— OBJECTIVE —
Omit every picture and return the rest of the data unaltered.

— EXCERPTED DATA —

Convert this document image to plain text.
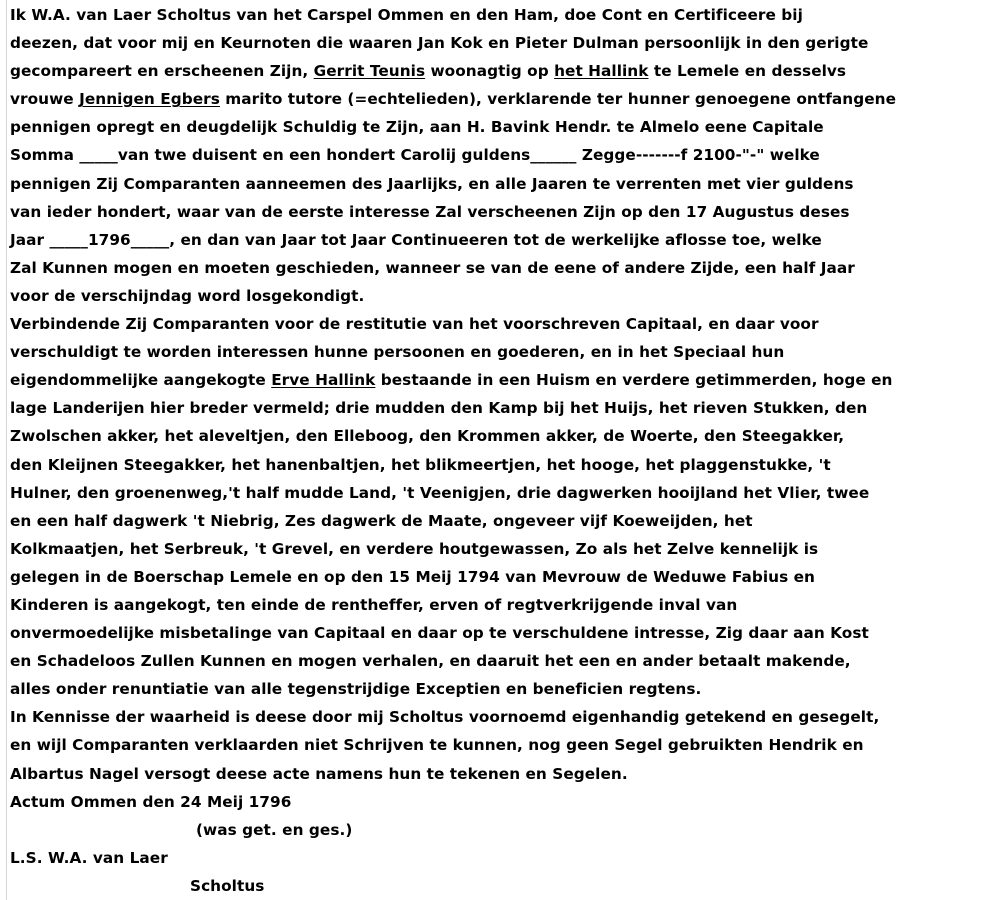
Ik W.A. van Laer Scholtus van het Carspel Ommen en den Ham, doe Cont en Certificeere bij
deezen, dat voor mij en Keurnoten die waaren Jan Kok en Pieter Dulman persoonlijk in den gerigte
gecompareert en erscheenen Zijn, Gerrit Teunis woonagtig op het Hallink te Lemele en desselvs
vrouwe Jennigen Egbers marito tutore (=echtelieden), verklarende ter hunner genoegene ontfangene
pennigen opregt en deugdelijk Schuldig te Zijn, aan H. Bavink Hendr. te Almelo eene Capitale
Somma _____van twe duisent en een hondert Carolij guldens______ Zegge-------f 2100-"-" welke
pennigen Zij Comparanten aanneemen des Jaarlijks, en alle Jaaren te verrenten met vier guldens
van ieder hondert, waar van de eerste interesse Zal verscheenen Zijn op den 17 Augustus deses
Jaar _____1796_____, en dan van Jaar tot Jaar Continueeren tot de werkelijke aflosse toe, welke
Zal Kunnen mogen en moeten geschieden, wanneer se van de eene of andere Zijde, een half Jaar
voor de verschijndag word losgekondigt.
Verbindende Zij Comparanten voor de restitutie van het voorschreven Capitaal, en daar voor
verschuldigt te worden interessen hunne persoonen en goederen, en in het Speciaal hun
eigendommelijke aangekogte Erve Hallink bestaande in een Huism en verdere getimmerden, hoge en
lage Landerijen hier breder vermeld; drie mudden den Kamp bij het Huijs, het rieven Stukken, den
Zwolschen akker, het aleveltjen, den Elleboog, den Krommen akker, de Woerte, den Steegakker,
den Kleijnen Steegakker, het hanenbaltjen, het blikmeertjen, het hooge, het plaggenstukke, 't
Hulner, den groenenweg,'t half mudde Land, 't Veenigjen, drie dagwerken hooijland het Vlier, twee
en een half dagwerk 't Niebrig, Zes dagwerk de Maate, ongeveer vijf Koeweijden, het
Kolkmaatjen, het Serbreuk, 't Grevel, en verdere houtgewassen, Zo als het Zelve kennelijk is
gelegen in de Boerschap Lemele en op den 15 Meij 1794 van Mevrouw de Weduwe Fabius en
Kinderen is aangekogt, ten einde de rentheffer, erven of regtverkrijgende inval van
onvermoedelijke misbetalinge van Capitaal en daar op te verschuldene intresse, Zig daar aan Kost
en Schadeloos Zullen Kunnen en mogen verhalen, en daaruit het een en ander betaalt makende,
alles onder renuntiatie van alle tegenstrijdige Exceptien en beneficien regtens.
In Kennisse der waarheid is deese door mij Scholtus voornoemd eigenhandig getekend en gesegelt,
en wijl Comparanten verklaarden niet Schrijven te kunnen, nog geen Segel gebruikten Hendrik en
Albartus Nagel versogt deese acte namens hun te tekenen en Segelen.
Actum Ommen den 24 Meij 1796
(was get. en ges.)
L.S. W.A. van Laer
Scholtus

— SOLUTION TO THIS EXERCISE —
Convert this document image to plain text.
Ik W.A. van Laer Scholtus van het Carspel Ommen en den Ham, doe Cont en Certificeere bij
deezen, dat voor mij en Keurnoten die waaren Jan Kok en Pieter Dulman persoonlijk in den gerigte
gecompareert en erscheenen Zijn, Gerrit Teunis woonagtig op het Hallink te Lemele en desselvs
vrouwe Jennigen Egbers marito tutore (=echtelieden), verklarende ter hunner genoegene ontfangene
pennigen opregt en deugdelijk Schuldig te Zijn, aan H. Bavink Hendr. te Almelo eene Capitale
Somma _____van twe duisent en een hondert Carolij guldens______ Zegge-------f 2100-"-" welke
pennigen Zij Comparanten aanneemen des Jaarlijks, en alle Jaaren te verrenten met vier guldens
van ieder hondert, waar van de eerste interesse Zal verscheenen Zijn op den 17 Augustus deses
Jaar _____1796_____, en dan van Jaar tot Jaar Continueeren tot de werkelijke aflosse toe, welke
Zal Kunnen mogen en moeten geschieden, wanneer se van de eene of andere Zijde, een half Jaar
voor de verschijndag word losgekondigt.
Verbindende Zij Comparanten voor de restitutie van het voorschreven Capitaal, en daar voor
verschuldigt te worden interessen hunne persoonen en goederen, en in het Speciaal hun
eigendommelijke aangekogte Erve Hallink bestaande in een Huism en verdere getimmerden, hoge en
lage Landerijen hier breder vermeld; drie mudden den Kamp bij het Huijs, het rieven Stukken, den
Zwolschen akker, het aleveltjen, den Elleboog, den Krommen akker, de Woerte, den Steegakker,
den Kleijnen Steegakker, het hanenbaltjen, het blikmeertjen, het hooge, het plaggenstukke, 't
Hulner, den groenenweg,'t half mudde Land, 't Veenigjen, drie dagwerken hooijland het Vlier, twee
en een half dagwerk 't Niebrig, Zes dagwerk de Maate, ongeveer vijf Koeweijden, het
Kolkmaatjen, het Serbreuk, 't Grevel, en verdere houtgewassen, Zo als het Zelve kennelijk is
gelegen in de Boerschap Lemele en op den 15 Meij 1794 van Mevrouw de Weduwe Fabius en
Kinderen is aangekogt, ten einde de rentheffer, erven of regtverkrijgende inval van
onvermoedelijke misbetalinge van Capitaal en daar op te verschuldene intresse, Zig daar aan Kost
en Schadeloos Zullen Kunnen en mogen verhalen, en daaruit het een en ander betaalt makende,
alles onder renuntiatie van alle tegenstrijdige Exceptien en beneficien regtens.
In Kennisse der waarheid is deese door mij Scholtus voornoemd eigenhandig getekend en gesegelt,
en wijl Comparanten verklaarden niet Schrijven te kunnen, nog geen Segel gebruikten Hendrik en
Albartus Nagel versogt deese acte namens hun te tekenen en Segelen.
Actum Ommen den 24 Meij 1796
(was get. en ges.)
L.S. W.A. van Laer
Scholtus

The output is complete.